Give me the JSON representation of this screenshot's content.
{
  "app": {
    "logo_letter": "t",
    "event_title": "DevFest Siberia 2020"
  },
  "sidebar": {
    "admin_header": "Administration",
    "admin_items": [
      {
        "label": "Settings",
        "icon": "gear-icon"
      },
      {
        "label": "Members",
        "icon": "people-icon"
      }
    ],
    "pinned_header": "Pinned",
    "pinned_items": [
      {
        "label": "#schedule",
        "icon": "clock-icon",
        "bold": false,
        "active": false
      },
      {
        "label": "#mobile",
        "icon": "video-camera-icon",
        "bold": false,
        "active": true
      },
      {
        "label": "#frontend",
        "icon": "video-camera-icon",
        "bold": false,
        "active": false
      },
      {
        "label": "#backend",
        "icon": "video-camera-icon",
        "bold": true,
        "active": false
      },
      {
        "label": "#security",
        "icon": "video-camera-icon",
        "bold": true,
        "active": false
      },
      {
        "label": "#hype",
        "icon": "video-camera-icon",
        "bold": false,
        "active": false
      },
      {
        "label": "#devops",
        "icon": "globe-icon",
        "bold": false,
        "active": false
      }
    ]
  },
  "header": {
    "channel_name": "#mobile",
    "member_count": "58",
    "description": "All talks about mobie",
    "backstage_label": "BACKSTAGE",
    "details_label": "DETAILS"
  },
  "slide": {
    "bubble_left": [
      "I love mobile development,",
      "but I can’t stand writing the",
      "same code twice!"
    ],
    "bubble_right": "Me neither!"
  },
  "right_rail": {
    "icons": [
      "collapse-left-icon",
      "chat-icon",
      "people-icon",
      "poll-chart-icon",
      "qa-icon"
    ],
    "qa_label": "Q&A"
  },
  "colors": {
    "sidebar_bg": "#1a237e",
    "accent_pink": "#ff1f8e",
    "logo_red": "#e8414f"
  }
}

========

Give the material above again, word for word.

# [Solution to this exercise]
Give me the JSON representation of this screenshot's content.
{
  "app": {
    "logo_letter": "t",
    "event_title": "DevFest Siberia 2020"
  },
  "sidebar": {
    "admin_header": "Administration",
    "admin_items": [
      {
        "label": "Settings",
        "icon": "gear-icon"
      },
      {
        "label": "Members",
        "icon": "people-icon"
      }
    ],
    "pinned_header": "Pinned",
    "pinned_items": [
      {
        "label": "#schedule",
        "icon": "clock-icon",
        "bold": false,
        "active": false
      },
      {
        "label": "#mobile",
        "icon": "video-camera-icon",
        "bold": false,
        "active": true
      },
      {
        "label": "#frontend",
        "icon": "video-camera-icon",
        "bold": false,
        "active": false
      },
      {
        "label": "#backend",
        "icon": "video-camera-icon",
        "bold": true,
        "active": false
      },
      {
        "label": "#security",
        "icon": "video-camera-icon",
        "bold": true,
        "active": false
      },
      {
        "label": "#hype",
        "icon": "video-camera-icon",
        "bold": false,
        "active": false
      },
      {
        "label": "#devops",
        "icon": "globe-icon",
        "bold": false,
        "active": false
      }
    ]
  },
  "header": {
    "channel_name": "#mobile",
    "member_count": "58",
    "description": "All talks about mobie",
    "backstage_label": "BACKSTAGE",
    "details_label": "DETAILS"
  },
  "slide": {
    "bubble_left": [
      "I love mobile development,",
      "but I can’t stand writing the",
      "same code twice!"
    ],
    "bubble_right": "Me neither!"
  },
  "right_rail": {
    "icons": [
      "collapse-left-icon",
      "chat-icon",
      "people-icon",
      "poll-chart-icon",
      "qa-icon"
    ],
    "qa_label": "Q&A"
  },
  "colors": {
    "sidebar_bg": "#1a237e",
    "accent_pink": "#ff1f8e",
    "logo_red": "#e8414f"
  }
}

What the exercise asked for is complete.